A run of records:
__________
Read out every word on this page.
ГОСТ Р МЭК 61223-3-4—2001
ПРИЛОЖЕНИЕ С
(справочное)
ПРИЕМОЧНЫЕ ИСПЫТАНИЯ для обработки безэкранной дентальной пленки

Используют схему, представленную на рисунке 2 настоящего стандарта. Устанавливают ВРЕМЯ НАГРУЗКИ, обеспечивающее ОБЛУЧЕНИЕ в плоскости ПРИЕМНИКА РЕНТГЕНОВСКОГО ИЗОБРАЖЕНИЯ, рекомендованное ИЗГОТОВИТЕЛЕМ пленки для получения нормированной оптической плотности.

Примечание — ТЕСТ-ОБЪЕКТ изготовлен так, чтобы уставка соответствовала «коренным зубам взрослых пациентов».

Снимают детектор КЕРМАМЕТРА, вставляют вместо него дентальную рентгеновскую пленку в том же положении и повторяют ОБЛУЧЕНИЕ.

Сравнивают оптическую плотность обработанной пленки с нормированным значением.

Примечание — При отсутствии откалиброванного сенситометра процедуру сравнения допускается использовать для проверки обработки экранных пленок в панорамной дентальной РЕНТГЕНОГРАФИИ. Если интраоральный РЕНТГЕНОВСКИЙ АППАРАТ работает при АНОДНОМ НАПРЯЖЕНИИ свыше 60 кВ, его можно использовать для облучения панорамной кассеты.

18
__________
Problem to work on> Track down every line holding the string "ОБЛУЧЕНИЕ" and copy it.

Response below>
Используют схему, представленную на рисунке 2 настоящего стандарта. Устанавливают ВРЕМЯ НАГРУЗКИ, обеспечивающее ОБЛУЧЕНИЕ в плоскости ПРИЕМНИКА РЕНТГЕНОВСКОГО ИЗОБРАЖЕНИЯ, рекомендованное ИЗГОТОВИТЕЛЕМ пленки для получения нормированной оптической плотности.
Снимают детектор КЕРМАМЕТРА, вставляют вместо него дентальную рентгеновскую пленку в том же положении и повторяют ОБЛУЧЕНИЕ.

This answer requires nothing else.